Pull out every line of the listing below where "https" appears.

━━━━━ Records supplied ━━━━━

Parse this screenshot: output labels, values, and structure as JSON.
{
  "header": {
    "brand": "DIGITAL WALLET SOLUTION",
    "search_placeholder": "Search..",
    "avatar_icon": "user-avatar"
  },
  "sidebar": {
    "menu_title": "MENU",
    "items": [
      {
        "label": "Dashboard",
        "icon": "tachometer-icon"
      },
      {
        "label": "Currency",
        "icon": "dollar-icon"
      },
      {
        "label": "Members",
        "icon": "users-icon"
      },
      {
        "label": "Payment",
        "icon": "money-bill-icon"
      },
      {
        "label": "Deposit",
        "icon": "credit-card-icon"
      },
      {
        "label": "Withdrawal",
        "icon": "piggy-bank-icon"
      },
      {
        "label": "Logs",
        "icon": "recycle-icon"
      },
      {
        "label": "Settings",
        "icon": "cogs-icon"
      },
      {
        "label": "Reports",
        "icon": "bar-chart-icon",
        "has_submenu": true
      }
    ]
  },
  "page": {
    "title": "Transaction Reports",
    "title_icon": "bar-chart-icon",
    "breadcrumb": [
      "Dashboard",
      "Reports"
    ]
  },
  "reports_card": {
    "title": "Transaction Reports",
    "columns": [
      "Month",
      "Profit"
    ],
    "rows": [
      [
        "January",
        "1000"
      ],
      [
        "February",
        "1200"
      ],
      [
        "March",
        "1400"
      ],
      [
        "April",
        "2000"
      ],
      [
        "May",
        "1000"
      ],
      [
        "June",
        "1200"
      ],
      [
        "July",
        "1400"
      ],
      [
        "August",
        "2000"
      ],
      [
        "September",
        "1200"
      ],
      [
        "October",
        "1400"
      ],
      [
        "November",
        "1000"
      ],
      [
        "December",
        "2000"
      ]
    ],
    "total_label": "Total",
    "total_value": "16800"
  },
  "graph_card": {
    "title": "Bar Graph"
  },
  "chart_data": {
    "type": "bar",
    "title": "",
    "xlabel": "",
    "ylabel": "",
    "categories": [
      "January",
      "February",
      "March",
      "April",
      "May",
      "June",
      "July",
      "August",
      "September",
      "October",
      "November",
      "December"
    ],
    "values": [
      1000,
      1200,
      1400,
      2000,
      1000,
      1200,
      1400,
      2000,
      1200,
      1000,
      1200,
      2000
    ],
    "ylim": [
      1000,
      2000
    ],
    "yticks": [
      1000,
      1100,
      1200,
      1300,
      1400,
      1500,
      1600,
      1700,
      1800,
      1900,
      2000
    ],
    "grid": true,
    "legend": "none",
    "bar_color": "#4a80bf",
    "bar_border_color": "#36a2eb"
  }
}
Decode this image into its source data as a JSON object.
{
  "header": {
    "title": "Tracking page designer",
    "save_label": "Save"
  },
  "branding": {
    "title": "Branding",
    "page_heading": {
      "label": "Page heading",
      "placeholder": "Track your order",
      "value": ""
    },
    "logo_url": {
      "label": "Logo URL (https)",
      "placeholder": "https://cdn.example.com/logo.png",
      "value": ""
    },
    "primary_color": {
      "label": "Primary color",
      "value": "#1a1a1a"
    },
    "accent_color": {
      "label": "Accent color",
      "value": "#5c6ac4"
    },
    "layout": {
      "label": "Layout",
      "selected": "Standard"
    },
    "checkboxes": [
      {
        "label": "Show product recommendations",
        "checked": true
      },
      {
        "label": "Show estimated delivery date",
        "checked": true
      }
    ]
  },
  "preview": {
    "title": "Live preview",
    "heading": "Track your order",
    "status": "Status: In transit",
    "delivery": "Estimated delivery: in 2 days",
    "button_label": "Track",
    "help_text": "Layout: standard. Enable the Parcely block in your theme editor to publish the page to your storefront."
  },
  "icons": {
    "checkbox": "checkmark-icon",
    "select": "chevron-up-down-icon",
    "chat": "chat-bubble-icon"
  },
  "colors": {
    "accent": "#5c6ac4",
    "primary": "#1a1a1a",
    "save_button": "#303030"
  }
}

━━━━━

• _Output for this task_:
      "label": "Logo URL (https)",
      "placeholder": "https://cdn.example.com/logo.png",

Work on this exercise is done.